(Extracted data entries)

┄┄┄┄┄┄┄┄┄┄┄┄┄┄┄┄┄┄┄┄

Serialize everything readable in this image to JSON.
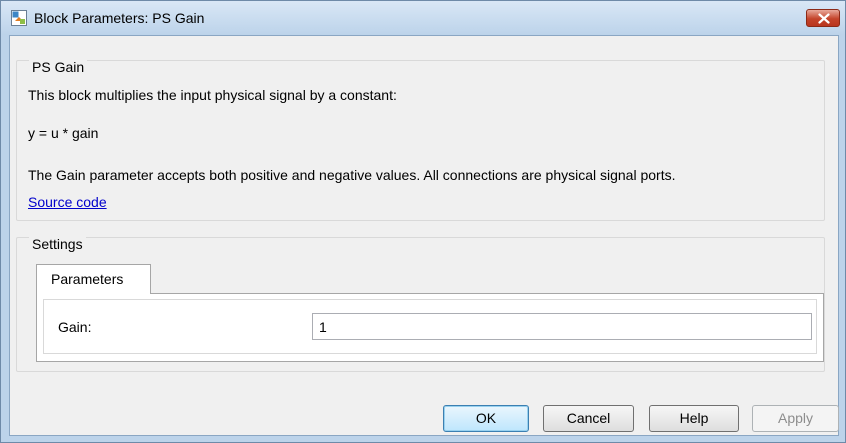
{
  "window": {
    "title": "Block Parameters: PS Gain"
  },
  "description_group": {
    "label": "PS Gain",
    "lines": [
      "This block multiplies the input physical signal by a constant:",
      "y = u * gain",
      "The Gain parameter accepts both positive and negative values. All connections are physical signal ports."
    ],
    "source_link": "Source code"
  },
  "settings_group": {
    "label": "Settings",
    "tabs": [
      {
        "label": "Parameters",
        "selected": true
      }
    ],
    "parameters": [
      {
        "label": "Gain:",
        "value": "1"
      }
    ]
  },
  "buttons": {
    "ok": "OK",
    "cancel": "Cancel",
    "help": "Help",
    "apply": "Apply"
  },
  "colors": {
    "frame": "#bcd3ea",
    "close_button": "#c4442b",
    "link": "#0000cc",
    "dialog_background": "#f0f0f0"
  },
  "icons": {
    "app": "simulink-block-icon",
    "close": "close-icon"
  }
}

┄┄┄┄┄┄┄┄┄┄┄┄┄┄┄┄┄┄┄┄

▶ Stated exercise
Extract all lines from the material above that include the word "signal".

▶ Response to this task
      "This block multiplies the input physical signal by a constant:",
      "The Gain parameter accepts both positive and negative values. All connections are physical signal ports."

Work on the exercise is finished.